Directions —
In full and without alteration, repeat the material.

Available data —
%%

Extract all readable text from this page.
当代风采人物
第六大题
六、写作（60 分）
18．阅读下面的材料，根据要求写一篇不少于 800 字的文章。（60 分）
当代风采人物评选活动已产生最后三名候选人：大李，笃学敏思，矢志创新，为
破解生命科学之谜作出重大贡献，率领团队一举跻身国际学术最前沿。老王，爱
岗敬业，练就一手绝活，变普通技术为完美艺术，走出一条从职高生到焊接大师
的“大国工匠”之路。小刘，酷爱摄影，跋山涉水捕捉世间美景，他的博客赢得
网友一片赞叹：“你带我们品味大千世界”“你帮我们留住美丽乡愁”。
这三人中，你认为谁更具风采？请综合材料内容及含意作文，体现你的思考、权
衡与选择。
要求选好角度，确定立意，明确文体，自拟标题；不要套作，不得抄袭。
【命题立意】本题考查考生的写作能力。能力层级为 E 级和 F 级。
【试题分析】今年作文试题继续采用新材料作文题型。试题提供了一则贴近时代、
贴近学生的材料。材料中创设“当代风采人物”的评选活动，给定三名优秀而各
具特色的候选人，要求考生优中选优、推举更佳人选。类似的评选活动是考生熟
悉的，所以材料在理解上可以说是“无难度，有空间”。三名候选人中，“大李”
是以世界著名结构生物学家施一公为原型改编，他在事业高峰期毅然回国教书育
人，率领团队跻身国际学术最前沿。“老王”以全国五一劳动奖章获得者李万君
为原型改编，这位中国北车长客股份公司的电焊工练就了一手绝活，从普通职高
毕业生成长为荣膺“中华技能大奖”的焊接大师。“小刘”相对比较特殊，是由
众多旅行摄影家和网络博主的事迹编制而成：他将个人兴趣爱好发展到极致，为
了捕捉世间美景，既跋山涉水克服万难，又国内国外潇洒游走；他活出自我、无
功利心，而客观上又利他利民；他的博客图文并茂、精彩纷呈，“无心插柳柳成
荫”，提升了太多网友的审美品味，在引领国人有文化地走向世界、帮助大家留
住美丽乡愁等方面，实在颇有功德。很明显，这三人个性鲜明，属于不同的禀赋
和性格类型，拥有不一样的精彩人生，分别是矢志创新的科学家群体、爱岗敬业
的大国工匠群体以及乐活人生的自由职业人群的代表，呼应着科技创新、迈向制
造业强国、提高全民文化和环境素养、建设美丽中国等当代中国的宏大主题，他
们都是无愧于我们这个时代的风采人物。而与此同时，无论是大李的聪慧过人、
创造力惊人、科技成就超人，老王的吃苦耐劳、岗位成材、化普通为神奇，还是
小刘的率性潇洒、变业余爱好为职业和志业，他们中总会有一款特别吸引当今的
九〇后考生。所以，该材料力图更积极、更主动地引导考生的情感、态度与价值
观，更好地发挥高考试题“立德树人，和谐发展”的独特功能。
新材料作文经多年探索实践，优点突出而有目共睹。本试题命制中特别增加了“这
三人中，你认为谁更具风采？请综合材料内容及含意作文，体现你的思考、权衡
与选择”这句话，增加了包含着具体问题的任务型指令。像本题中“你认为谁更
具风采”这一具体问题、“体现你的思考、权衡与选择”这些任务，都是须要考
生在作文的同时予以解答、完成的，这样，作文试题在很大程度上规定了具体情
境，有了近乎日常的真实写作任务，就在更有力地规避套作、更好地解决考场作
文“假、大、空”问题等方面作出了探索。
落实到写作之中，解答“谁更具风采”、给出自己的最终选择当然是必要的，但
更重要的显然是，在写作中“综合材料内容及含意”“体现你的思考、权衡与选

%%

Correct response —
Extract all readable text from this page.
当代风采人物
第六大题
六、写作（60 分）
18．阅读下面的材料，根据要求写一篇不少于 800 字的文章。（60 分）
当代风采人物评选活动已产生最后三名候选人：大李，笃学敏思，矢志创新，为
破解生命科学之谜作出重大贡献，率领团队一举跻身国际学术最前沿。老王，爱
岗敬业，练就一手绝活，变普通技术为完美艺术，走出一条从职高生到焊接大师
的“大国工匠”之路。小刘，酷爱摄影，跋山涉水捕捉世间美景，他的博客赢得
网友一片赞叹：“你带我们品味大千世界”“你帮我们留住美丽乡愁”。
这三人中，你认为谁更具风采？请综合材料内容及含意作文，体现你的思考、权
衡与选择。
要求选好角度，确定立意，明确文体，自拟标题；不要套作，不得抄袭。
【命题立意】本题考查考生的写作能力。能力层级为 E 级和 F 级。
【试题分析】今年作文试题继续采用新材料作文题型。试题提供了一则贴近时代、
贴近学生的材料。材料中创设“当代风采人物”的评选活动，给定三名优秀而各
具特色的候选人，要求考生优中选优、推举更佳人选。类似的评选活动是考生熟
悉的，所以材料在理解上可以说是“无难度，有空间”。三名候选人中，“大李”
是以世界著名结构生物学家施一公为原型改编，他在事业高峰期毅然回国教书育
人，率领团队跻身国际学术最前沿。“老王”以全国五一劳动奖章获得者李万君
为原型改编，这位中国北车长客股份公司的电焊工练就了一手绝活，从普通职高
毕业生成长为荣膺“中华技能大奖”的焊接大师。“小刘”相对比较特殊，是由
众多旅行摄影家和网络博主的事迹编制而成：他将个人兴趣爱好发展到极致，为
了捕捉世间美景，既跋山涉水克服万难，又国内国外潇洒游走；他活出自我、无
功利心，而客观上又利他利民；他的博客图文并茂、精彩纷呈，“无心插柳柳成
荫”，提升了太多网友的审美品味，在引领国人有文化地走向世界、帮助大家留
住美丽乡愁等方面，实在颇有功德。很明显，这三人个性鲜明，属于不同的禀赋
和性格类型，拥有不一样的精彩人生，分别是矢志创新的科学家群体、爱岗敬业
的大国工匠群体以及乐活人生的自由职业人群的代表，呼应着科技创新、迈向制
造业强国、提高全民文化和环境素养、建设美丽中国等当代中国的宏大主题，他
们都是无愧于我们这个时代的风采人物。而与此同时，无论是大李的聪慧过人、
创造力惊人、科技成就超人，老王的吃苦耐劳、岗位成材、化普通为神奇，还是
小刘的率性潇洒、变业余爱好为职业和志业，他们中总会有一款特别吸引当今的
九〇后考生。所以，该材料力图更积极、更主动地引导考生的情感、态度与价值
观，更好地发挥高考试题“立德树人，和谐发展”的独特功能。
新材料作文经多年探索实践，优点突出而有目共睹。本试题命制中特别增加了“这
三人中，你认为谁更具风采？请综合材料内容及含意作文，体现你的思考、权衡
与选择”这句话，增加了包含着具体问题的任务型指令。像本题中“你认为谁更
具风采”这一具体问题、“体现你的思考、权衡与选择”这些任务，都是须要考
生在作文的同时予以解答、完成的，这样，作文试题在很大程度上规定了具体情
境，有了近乎日常的真实写作任务，就在更有力地规避套作、更好地解决考场作
文“假、大、空”问题等方面作出了探索。
落实到写作之中，解答“谁更具风采”、给出自己的最终选择当然是必要的，但
更重要的显然是，在写作中“综合材料内容及含意”“体现你的思考、权衡与选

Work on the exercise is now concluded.